▶ **Task to complete**:
Copy out every record below with complete accuracy.

▶ **Extracted data**:
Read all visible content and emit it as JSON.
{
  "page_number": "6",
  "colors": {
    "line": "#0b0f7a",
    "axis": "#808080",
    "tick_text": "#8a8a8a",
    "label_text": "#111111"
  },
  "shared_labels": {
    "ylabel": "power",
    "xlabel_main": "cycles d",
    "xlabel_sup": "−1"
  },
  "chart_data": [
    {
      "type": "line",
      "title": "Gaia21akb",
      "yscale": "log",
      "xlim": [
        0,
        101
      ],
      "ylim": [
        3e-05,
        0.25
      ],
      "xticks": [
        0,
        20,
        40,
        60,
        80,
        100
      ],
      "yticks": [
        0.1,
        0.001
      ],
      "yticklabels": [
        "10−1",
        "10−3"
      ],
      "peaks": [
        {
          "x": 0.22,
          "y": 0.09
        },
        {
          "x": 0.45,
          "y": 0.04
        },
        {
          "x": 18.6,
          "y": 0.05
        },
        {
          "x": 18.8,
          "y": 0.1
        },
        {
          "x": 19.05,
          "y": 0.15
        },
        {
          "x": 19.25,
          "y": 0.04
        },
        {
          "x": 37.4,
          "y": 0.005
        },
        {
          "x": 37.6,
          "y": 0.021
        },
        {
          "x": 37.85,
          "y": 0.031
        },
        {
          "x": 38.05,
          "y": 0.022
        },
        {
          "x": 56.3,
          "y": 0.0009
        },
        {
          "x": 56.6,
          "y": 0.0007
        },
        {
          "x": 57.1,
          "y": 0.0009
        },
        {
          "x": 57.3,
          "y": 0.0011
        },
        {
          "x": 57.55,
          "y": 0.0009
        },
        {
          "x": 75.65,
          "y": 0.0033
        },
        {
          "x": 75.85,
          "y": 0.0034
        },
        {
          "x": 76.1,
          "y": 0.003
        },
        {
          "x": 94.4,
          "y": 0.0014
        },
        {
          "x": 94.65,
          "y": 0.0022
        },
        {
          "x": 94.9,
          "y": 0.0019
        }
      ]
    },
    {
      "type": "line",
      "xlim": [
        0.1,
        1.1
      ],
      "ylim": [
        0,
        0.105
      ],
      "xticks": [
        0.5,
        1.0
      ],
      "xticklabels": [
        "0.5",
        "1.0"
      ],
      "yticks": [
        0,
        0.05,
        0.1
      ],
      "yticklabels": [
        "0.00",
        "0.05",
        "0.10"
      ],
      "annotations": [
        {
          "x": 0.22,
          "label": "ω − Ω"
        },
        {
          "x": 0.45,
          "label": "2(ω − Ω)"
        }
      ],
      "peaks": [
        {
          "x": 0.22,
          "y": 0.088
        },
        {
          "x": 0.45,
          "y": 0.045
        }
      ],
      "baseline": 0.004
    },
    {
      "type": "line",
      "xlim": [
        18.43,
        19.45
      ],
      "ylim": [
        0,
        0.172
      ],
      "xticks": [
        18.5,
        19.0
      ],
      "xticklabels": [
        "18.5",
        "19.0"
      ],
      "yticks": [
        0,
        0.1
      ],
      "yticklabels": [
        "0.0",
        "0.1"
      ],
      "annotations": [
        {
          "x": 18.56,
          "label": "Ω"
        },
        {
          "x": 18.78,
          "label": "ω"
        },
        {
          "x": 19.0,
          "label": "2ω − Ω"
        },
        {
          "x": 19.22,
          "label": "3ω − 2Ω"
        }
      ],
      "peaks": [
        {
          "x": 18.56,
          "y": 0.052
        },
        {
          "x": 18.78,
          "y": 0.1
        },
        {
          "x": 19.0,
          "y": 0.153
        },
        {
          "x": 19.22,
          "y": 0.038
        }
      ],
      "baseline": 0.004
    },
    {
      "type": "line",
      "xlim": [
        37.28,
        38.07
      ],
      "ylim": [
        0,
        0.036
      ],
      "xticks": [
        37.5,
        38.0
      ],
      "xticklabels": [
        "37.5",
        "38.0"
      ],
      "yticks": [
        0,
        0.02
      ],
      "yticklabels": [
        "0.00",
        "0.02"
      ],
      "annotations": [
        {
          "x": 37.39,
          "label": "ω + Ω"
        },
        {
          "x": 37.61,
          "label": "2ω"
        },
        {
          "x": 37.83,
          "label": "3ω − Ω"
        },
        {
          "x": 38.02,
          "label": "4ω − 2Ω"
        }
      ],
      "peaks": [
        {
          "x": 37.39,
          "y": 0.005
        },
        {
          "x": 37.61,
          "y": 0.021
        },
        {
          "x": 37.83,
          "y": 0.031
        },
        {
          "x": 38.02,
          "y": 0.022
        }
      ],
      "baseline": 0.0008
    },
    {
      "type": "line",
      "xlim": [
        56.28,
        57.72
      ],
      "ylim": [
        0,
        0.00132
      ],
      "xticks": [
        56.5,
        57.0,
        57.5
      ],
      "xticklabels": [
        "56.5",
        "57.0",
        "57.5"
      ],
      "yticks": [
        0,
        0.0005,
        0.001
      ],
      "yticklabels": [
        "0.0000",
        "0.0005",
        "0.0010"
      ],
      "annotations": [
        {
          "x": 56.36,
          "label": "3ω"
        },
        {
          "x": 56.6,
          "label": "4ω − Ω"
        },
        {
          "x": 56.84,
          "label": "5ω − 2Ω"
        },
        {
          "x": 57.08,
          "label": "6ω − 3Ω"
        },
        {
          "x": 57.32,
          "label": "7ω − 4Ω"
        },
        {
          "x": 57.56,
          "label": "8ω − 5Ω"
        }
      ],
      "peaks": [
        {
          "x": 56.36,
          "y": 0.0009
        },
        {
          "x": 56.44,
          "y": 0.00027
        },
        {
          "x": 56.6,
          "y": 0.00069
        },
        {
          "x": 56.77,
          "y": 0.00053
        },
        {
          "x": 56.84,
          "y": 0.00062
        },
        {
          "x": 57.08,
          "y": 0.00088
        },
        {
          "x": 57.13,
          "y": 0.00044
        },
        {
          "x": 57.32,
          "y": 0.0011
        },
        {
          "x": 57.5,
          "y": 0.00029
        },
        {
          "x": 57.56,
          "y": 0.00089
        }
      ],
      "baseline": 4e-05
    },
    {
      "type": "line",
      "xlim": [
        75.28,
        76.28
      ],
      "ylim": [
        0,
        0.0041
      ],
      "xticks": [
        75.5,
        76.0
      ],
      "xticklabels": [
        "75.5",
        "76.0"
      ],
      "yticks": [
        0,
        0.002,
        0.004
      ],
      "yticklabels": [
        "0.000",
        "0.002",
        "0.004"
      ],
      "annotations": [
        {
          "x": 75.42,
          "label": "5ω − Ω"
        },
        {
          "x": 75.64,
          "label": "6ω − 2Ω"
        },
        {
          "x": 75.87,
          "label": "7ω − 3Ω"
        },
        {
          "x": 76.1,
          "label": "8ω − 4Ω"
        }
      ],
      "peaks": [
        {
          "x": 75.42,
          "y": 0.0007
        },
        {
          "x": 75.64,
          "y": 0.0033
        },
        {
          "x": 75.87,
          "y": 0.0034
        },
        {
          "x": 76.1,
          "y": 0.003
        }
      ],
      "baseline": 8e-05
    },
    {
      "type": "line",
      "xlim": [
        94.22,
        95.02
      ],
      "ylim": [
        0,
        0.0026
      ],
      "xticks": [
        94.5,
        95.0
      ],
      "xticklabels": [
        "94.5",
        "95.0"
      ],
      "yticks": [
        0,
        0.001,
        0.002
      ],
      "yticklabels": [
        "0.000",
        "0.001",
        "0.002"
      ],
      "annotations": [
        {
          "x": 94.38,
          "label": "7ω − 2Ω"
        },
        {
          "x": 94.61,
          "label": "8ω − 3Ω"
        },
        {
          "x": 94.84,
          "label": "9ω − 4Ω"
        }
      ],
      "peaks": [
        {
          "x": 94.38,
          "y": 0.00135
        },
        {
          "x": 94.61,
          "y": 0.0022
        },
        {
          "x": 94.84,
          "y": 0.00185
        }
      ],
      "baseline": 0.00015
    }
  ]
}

▶ **Answer**:
Read all visible content and emit it as JSON.
{
  "page_number": "6",
  "colors": {
    "line": "#0b0f7a",
    "axis": "#808080",
    "tick_text": "#8a8a8a",
    "label_text": "#111111"
  },
  "shared_labels": {
    "ylabel": "power",
    "xlabel_main": "cycles d",
    "xlabel_sup": "−1"
  },
  "chart_data": [
    {
      "type": "line",
      "title": "Gaia21akb",
      "yscale": "log",
      "xlim": [
        0,
        101
      ],
      "ylim": [
        3e-05,
        0.25
      ],
      "xticks": [
        0,
        20,
        40,
        60,
        80,
        100
      ],
      "yticks": [
        0.1,
        0.001
      ],
      "yticklabels": [
        "10−1",
        "10−3"
      ],
      "peaks": [
        {
          "x": 0.22,
          "y": 0.09
        },
        {
          "x": 0.45,
          "y": 0.04
        },
        {
          "x": 18.6,
          "y": 0.05
        },
        {
          "x": 18.8,
          "y": 0.1
        },
        {
          "x": 19.05,
          "y": 0.15
        },
        {
          "x": 19.25,
          "y": 0.04
        },
        {
          "x": 37.4,
          "y": 0.005
        },
        {
          "x": 37.6,
          "y": 0.021
        },
        {
          "x": 37.85,
          "y": 0.031
        },
        {
          "x": 38.05,
          "y": 0.022
        },
        {
          "x": 56.3,
          "y": 0.0009
        },
        {
          "x": 56.6,
          "y": 0.0007
        },
        {
          "x": 57.1,
          "y": 0.0009
        },
        {
          "x": 57.3,
          "y": 0.0011
        },
        {
          "x": 57.55,
          "y": 0.0009
        },
        {
          "x": 75.65,
          "y": 0.0033
        },
        {
          "x": 75.85,
          "y": 0.0034
        },
        {
          "x": 76.1,
          "y": 0.003
        },
        {
          "x": 94.4,
          "y": 0.0014
        },
        {
          "x": 94.65,
          "y": 0.0022
        },
        {
          "x": 94.9,
          "y": 0.0019
        }
      ]
    },
    {
      "type": "line",
      "xlim": [
        0.1,
        1.1
      ],
      "ylim": [
        0,
        0.105
      ],
      "xticks": [
        0.5,
        1.0
      ],
      "xticklabels": [
        "0.5",
        "1.0"
      ],
      "yticks": [
        0,
        0.05,
        0.1
      ],
      "yticklabels": [
        "0.00",
        "0.05",
        "0.10"
      ],
      "annotations": [
        {
          "x": 0.22,
          "label": "ω − Ω"
        },
        {
          "x": 0.45,
          "label": "2(ω − Ω)"
        }
      ],
      "peaks": [
        {
          "x": 0.22,
          "y": 0.088
        },
        {
          "x": 0.45,
          "y": 0.045
        }
      ],
      "baseline": 0.004
    },
    {
      "type": "line",
      "xlim": [
        18.43,
        19.45
      ],
      "ylim": [
        0,
        0.172
      ],
      "xticks": [
        18.5,
        19.0
      ],
      "xticklabels": [
        "18.5",
        "19.0"
      ],
      "yticks": [
        0,
        0.1
      ],
      "yticklabels": [
        "0.0",
        "0.1"
      ],
      "annotations": [
        {
          "x": 18.56,
          "label": "Ω"
        },
        {
          "x": 18.78,
          "label": "ω"
        },
        {
          "x": 19.0,
          "label": "2ω − Ω"
        },
        {
          "x": 19.22,
          "label": "3ω − 2Ω"
        }
      ],
      "peaks": [
        {
          "x": 18.56,
          "y": 0.052
        },
        {
          "x": 18.78,
          "y": 0.1
        },
        {
          "x": 19.0,
          "y": 0.153
        },
        {
          "x": 19.22,
          "y": 0.038
        }
      ],
      "baseline": 0.004
    },
    {
      "type": "line",
      "xlim": [
        37.28,
        38.07
      ],
      "ylim": [
        0,
        0.036
      ],
      "xticks": [
        37.5,
        38.0
      ],
      "xticklabels": [
        "37.5",
        "38.0"
      ],
      "yticks": [
        0,
        0.02
      ],
      "yticklabels": [
        "0.00",
        "0.02"
      ],
      "annotations": [
        {
          "x": 37.39,
          "label": "ω + Ω"
        },
        {
          "x": 37.61,
          "label": "2ω"
        },
        {
          "x": 37.83,
          "label": "3ω − Ω"
        },
        {
          "x": 38.02,
          "label": "4ω − 2Ω"
        }
      ],
      "peaks": [
        {
          "x": 37.39,
          "y": 0.005
        },
        {
          "x": 37.61,
          "y": 0.021
        },
        {
          "x": 37.83,
          "y": 0.031
        },
        {
          "x": 38.02,
          "y": 0.022
        }
      ],
      "baseline": 0.0008
    },
    {
      "type": "line",
      "xlim": [
        56.28,
        57.72
      ],
      "ylim": [
        0,
        0.00132
      ],
      "xticks": [
        56.5,
        57.0,
        57.5
      ],
      "xticklabels": [
        "56.5",
        "57.0",
        "57.5"
      ],
      "yticks": [
        0,
        0.0005,
        0.001
      ],
      "yticklabels": [
        "0.0000",
        "0.0005",
        "0.0010"
      ],
      "annotations": [
        {
          "x": 56.36,
          "label": "3ω"
        },
        {
          "x": 56.6,
          "label": "4ω − Ω"
        },
        {
          "x": 56.84,
          "label": "5ω − 2Ω"
        },
        {
          "x": 57.08,
          "label": "6ω − 3Ω"
        },
        {
          "x": 57.32,
          "label": "7ω − 4Ω"
        },
        {
          "x": 57.56,
          "label": "8ω − 5Ω"
        }
      ],
      "peaks": [
        {
          "x": 56.36,
          "y": 0.0009
        },
        {
          "x": 56.44,
          "y": 0.00027
        },
        {
          "x": 56.6,
          "y": 0.00069
        },
        {
          "x": 56.77,
          "y": 0.00053
        },
        {
          "x": 56.84,
          "y": 0.00062
        },
        {
          "x": 57.08,
          "y": 0.00088
        },
        {
          "x": 57.13,
          "y": 0.00044
        },
        {
          "x": 57.32,
          "y": 0.0011
        },
        {
          "x": 57.5,
          "y": 0.00029
        },
        {
          "x": 57.56,
          "y": 0.00089
        }
      ],
      "baseline": 4e-05
    },
    {
      "type": "line",
      "xlim": [
        75.28,
        76.28
      ],
      "ylim": [
        0,
        0.0041
      ],
      "xticks": [
        75.5,
        76.0
      ],
      "xticklabels": [
        "75.5",
        "76.0"
      ],
      "yticks": [
        0,
        0.002,
        0.004
      ],
      "yticklabels": [
        "0.000",
        "0.002",
        "0.004"
      ],
      "annotations": [
        {
          "x": 75.42,
          "label": "5ω − Ω"
        },
        {
          "x": 75.64,
          "label": "6ω − 2Ω"
        },
        {
          "x": 75.87,
          "label": "7ω − 3Ω"
        },
        {
          "x": 76.1,
          "label": "8ω − 4Ω"
        }
      ],
      "peaks": [
        {
          "x": 75.42,
          "y": 0.0007
        },
        {
          "x": 75.64,
          "y": 0.0033
        },
        {
          "x": 75.87,
          "y": 0.0034
        },
        {
          "x": 76.1,
          "y": 0.003
        }
      ],
      "baseline": 8e-05
    },
    {
      "type": "line",
      "xlim": [
        94.22,
        95.02
      ],
      "ylim": [
        0,
        0.0026
      ],
      "xticks": [
        94.5,
        95.0
      ],
      "xticklabels": [
        "94.5",
        "95.0"
      ],
      "yticks": [
        0,
        0.001,
        0.002
      ],
      "yticklabels": [
        "0.000",
        "0.001",
        "0.002"
      ],
      "annotations": [
        {
          "x": 94.38,
          "label": "7ω − 2Ω"
        },
        {
          "x": 94.61,
          "label": "8ω − 3Ω"
        },
        {
          "x": 94.84,
          "label": "9ω − 4Ω"
        }
      ],
      "peaks": [
        {
          "x": 94.38,
          "y": 0.00135
        },
        {
          "x": 94.61,
          "y": 0.0022
        },
        {
          "x": 94.84,
          "y": 0.00185
        }
      ],
      "baseline": 0.00015
    }
  ]
}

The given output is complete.